*WORK TO COMPLETE:* Check each line for the string "this", then give only how many lines have it.

*GIVEN INFORMATION:*
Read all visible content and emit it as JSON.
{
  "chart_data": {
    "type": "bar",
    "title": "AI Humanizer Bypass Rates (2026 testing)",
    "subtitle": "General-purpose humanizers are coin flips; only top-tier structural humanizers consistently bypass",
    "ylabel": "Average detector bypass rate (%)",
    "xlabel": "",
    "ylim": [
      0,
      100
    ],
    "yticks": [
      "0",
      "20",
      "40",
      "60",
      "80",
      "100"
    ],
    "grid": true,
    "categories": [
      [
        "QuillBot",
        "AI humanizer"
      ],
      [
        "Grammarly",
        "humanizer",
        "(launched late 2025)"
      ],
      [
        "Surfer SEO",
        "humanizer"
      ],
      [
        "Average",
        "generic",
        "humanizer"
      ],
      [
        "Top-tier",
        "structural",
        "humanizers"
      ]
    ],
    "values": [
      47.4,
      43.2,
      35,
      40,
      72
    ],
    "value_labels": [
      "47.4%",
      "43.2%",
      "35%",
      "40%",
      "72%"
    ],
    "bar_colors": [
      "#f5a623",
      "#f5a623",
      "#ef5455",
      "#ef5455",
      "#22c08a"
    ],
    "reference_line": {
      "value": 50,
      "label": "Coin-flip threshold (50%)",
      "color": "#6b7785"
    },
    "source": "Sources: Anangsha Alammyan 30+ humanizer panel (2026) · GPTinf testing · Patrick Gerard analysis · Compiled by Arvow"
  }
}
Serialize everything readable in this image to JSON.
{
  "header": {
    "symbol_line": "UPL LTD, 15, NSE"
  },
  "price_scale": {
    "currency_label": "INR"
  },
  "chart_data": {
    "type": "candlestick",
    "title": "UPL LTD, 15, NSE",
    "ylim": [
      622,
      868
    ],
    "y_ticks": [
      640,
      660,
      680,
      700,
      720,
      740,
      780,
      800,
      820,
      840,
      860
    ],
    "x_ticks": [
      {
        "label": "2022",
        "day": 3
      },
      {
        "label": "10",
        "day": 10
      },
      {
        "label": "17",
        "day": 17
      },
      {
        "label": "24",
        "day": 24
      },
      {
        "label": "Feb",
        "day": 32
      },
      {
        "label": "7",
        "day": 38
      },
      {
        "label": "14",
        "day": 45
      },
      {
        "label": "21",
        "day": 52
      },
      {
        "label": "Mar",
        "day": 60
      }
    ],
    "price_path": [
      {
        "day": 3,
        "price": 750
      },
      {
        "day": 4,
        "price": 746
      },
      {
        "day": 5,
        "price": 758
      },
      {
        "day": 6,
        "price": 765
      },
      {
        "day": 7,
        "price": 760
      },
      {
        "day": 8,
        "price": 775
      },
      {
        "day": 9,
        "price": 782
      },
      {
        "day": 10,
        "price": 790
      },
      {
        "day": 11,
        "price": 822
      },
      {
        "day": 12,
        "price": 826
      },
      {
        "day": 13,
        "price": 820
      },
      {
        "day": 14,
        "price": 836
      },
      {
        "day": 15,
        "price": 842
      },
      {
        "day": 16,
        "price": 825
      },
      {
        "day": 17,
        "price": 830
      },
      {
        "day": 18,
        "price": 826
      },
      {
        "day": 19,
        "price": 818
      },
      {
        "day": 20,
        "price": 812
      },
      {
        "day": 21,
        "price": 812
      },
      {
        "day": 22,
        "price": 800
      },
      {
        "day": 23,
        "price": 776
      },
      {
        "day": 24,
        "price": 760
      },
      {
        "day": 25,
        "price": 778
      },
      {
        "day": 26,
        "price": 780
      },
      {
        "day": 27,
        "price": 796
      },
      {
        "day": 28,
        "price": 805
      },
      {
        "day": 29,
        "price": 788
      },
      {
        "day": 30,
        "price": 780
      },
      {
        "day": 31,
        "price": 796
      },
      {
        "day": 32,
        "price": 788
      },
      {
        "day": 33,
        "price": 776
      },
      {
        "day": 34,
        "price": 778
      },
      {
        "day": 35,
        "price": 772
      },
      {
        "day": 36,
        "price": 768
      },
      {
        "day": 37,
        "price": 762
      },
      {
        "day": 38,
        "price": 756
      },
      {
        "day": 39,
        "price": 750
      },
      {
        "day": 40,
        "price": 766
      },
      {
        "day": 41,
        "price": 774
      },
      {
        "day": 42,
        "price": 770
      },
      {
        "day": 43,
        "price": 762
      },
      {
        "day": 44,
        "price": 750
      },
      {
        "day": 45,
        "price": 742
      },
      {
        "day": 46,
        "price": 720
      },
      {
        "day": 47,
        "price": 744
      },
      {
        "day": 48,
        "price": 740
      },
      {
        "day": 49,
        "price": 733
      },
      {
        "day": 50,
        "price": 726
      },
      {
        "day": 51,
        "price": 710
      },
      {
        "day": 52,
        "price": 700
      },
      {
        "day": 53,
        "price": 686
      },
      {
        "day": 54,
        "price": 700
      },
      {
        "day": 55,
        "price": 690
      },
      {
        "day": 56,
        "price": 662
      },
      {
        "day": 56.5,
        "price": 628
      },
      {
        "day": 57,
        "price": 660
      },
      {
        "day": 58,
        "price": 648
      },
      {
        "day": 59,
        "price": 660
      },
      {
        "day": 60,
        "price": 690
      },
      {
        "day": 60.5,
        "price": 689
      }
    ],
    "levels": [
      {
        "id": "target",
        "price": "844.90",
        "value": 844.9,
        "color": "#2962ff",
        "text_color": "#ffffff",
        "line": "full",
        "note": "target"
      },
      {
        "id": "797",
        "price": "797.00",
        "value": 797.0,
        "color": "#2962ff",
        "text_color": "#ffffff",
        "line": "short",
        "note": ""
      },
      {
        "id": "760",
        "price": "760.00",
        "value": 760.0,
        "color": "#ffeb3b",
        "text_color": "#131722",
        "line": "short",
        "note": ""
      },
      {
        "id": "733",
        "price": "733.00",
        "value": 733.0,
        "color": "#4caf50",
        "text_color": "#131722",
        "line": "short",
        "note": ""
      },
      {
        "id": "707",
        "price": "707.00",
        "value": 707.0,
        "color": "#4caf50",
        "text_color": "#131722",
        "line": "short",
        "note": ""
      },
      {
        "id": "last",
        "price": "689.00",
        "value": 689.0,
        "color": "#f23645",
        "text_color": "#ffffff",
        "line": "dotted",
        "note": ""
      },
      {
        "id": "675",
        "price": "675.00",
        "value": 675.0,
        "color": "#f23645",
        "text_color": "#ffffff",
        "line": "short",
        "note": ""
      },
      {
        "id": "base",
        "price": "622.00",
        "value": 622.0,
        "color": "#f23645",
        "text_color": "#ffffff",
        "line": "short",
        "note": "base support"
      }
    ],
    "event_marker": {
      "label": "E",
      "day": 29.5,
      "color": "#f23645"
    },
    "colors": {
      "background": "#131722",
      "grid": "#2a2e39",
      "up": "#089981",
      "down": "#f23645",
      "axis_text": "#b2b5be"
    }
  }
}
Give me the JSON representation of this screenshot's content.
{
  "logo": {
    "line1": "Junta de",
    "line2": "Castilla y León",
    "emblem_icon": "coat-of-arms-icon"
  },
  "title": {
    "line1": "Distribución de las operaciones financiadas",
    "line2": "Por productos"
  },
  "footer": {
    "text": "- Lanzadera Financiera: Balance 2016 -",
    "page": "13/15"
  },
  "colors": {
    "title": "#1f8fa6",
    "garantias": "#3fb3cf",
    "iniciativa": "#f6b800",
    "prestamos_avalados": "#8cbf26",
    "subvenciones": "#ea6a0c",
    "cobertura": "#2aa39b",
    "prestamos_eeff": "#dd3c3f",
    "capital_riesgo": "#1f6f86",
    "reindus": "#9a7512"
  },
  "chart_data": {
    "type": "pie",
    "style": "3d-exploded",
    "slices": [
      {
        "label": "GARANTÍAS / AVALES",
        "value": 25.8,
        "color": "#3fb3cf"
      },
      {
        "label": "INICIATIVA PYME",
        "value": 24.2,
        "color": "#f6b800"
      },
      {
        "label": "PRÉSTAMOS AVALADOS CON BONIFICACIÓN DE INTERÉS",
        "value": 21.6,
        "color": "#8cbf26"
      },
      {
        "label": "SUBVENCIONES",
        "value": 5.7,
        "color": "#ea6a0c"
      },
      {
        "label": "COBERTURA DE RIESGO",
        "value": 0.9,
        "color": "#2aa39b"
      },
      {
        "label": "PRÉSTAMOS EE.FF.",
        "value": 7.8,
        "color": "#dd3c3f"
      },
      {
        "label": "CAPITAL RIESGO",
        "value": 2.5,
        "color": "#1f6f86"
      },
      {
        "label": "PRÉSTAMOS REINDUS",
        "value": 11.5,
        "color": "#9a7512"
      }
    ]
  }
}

*FINISHED EXERCISE:* 2